### [Work to do]
Transcribe the records that follow, preserving every word.

Recorded data:
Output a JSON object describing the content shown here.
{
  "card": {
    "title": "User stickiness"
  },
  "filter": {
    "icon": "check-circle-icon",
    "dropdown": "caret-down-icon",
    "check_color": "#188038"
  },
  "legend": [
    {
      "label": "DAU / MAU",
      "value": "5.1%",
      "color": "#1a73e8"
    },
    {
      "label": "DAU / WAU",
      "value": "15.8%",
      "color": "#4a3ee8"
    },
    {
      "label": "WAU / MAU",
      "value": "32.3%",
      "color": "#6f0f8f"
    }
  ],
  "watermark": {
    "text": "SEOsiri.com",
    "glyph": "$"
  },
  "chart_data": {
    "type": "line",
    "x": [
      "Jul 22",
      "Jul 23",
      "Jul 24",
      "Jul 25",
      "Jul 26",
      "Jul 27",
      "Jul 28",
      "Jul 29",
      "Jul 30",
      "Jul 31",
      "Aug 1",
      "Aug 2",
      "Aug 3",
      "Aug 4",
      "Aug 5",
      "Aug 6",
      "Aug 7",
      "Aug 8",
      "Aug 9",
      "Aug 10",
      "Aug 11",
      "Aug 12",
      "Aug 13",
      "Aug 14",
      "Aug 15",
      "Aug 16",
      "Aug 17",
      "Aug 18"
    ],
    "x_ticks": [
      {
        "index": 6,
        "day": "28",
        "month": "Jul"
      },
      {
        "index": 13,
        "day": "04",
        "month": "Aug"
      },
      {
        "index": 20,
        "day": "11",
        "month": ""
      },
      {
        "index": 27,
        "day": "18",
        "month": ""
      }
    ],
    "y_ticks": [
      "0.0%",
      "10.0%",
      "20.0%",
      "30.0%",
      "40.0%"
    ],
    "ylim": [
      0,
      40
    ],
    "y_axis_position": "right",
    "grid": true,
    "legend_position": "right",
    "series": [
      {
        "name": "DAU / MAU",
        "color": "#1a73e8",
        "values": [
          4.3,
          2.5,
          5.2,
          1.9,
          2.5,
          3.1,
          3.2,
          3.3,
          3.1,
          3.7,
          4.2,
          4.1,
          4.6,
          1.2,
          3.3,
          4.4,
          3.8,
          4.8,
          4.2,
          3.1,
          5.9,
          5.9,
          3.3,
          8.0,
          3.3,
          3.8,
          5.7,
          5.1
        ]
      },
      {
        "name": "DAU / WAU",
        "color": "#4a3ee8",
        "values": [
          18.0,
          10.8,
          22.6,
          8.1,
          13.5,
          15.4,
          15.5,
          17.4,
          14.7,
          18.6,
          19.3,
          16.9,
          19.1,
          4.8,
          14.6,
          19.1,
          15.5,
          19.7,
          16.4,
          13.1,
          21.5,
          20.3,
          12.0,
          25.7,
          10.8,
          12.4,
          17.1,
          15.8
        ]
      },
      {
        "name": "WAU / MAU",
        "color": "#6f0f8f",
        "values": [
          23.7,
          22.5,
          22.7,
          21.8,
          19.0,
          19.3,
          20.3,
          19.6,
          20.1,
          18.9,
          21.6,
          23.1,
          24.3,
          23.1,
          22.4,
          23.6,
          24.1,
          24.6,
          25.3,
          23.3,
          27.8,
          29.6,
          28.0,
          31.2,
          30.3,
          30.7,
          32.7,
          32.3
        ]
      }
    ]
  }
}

### [Task result]
Output a JSON object describing the content shown here.
{
  "card": {
    "title": "User stickiness"
  },
  "filter": {
    "icon": "check-circle-icon",
    "dropdown": "caret-down-icon",
    "check_color": "#188038"
  },
  "legend": [
    {
      "label": "DAU / MAU",
      "value": "5.1%",
      "color": "#1a73e8"
    },
    {
      "label": "DAU / WAU",
      "value": "15.8%",
      "color": "#4a3ee8"
    },
    {
      "label": "WAU / MAU",
      "value": "32.3%",
      "color": "#6f0f8f"
    }
  ],
  "watermark": {
    "text": "SEOsiri.com",
    "glyph": "$"
  },
  "chart_data": {
    "type": "line",
    "x": [
      "Jul 22",
      "Jul 23",
      "Jul 24",
      "Jul 25",
      "Jul 26",
      "Jul 27",
      "Jul 28",
      "Jul 29",
      "Jul 30",
      "Jul 31",
      "Aug 1",
      "Aug 2",
      "Aug 3",
      "Aug 4",
      "Aug 5",
      "Aug 6",
      "Aug 7",
      "Aug 8",
      "Aug 9",
      "Aug 10",
      "Aug 11",
      "Aug 12",
      "Aug 13",
      "Aug 14",
      "Aug 15",
      "Aug 16",
      "Aug 17",
      "Aug 18"
    ],
    "x_ticks": [
      {
        "index": 6,
        "day": "28",
        "month": "Jul"
      },
      {
        "index": 13,
        "day": "04",
        "month": "Aug"
      },
      {
        "index": 20,
        "day": "11",
        "month": ""
      },
      {
        "index": 27,
        "day": "18",
        "month": ""
      }
    ],
    "y_ticks": [
      "0.0%",
      "10.0%",
      "20.0%",
      "30.0%",
      "40.0%"
    ],
    "ylim": [
      0,
      40
    ],
    "y_axis_position": "right",
    "grid": true,
    "legend_position": "right",
    "series": [
      {
        "name": "DAU / MAU",
        "color": "#1a73e8",
        "values": [
          4.3,
          2.5,
          5.2,
          1.9,
          2.5,
          3.1,
          3.2,
          3.3,
          3.1,
          3.7,
          4.2,
          4.1,
          4.6,
          1.2,
          3.3,
          4.4,
          3.8,
          4.8,
          4.2,
          3.1,
          5.9,
          5.9,
          3.3,
          8.0,
          3.3,
          3.8,
          5.7,
          5.1
        ]
      },
      {
        "name": "DAU / WAU",
        "color": "#4a3ee8",
        "values": [
          18.0,
          10.8,
          22.6,
          8.1,
          13.5,
          15.4,
          15.5,
          17.4,
          14.7,
          18.6,
          19.3,
          16.9,
          19.1,
          4.8,
          14.6,
          19.1,
          15.5,
          19.7,
          16.4,
          13.1,
          21.5,
          20.3,
          12.0,
          25.7,
          10.8,
          12.4,
          17.1,
          15.8
        ]
      },
      {
        "name": "WAU / MAU",
        "color": "#6f0f8f",
        "values": [
          23.7,
          22.5,
          22.7,
          21.8,
          19.0,
          19.3,
          20.3,
          19.6,
          20.1,
          18.9,
          21.6,
          23.1,
          24.3,
          23.1,
          22.4,
          23.6,
          24.1,
          24.6,
          25.3,
          23.3,
          27.8,
          29.6,
          28.0,
          31.2,
          30.3,
          30.7,
          32.7,
          32.3
        ]
      }
    ]
  }
}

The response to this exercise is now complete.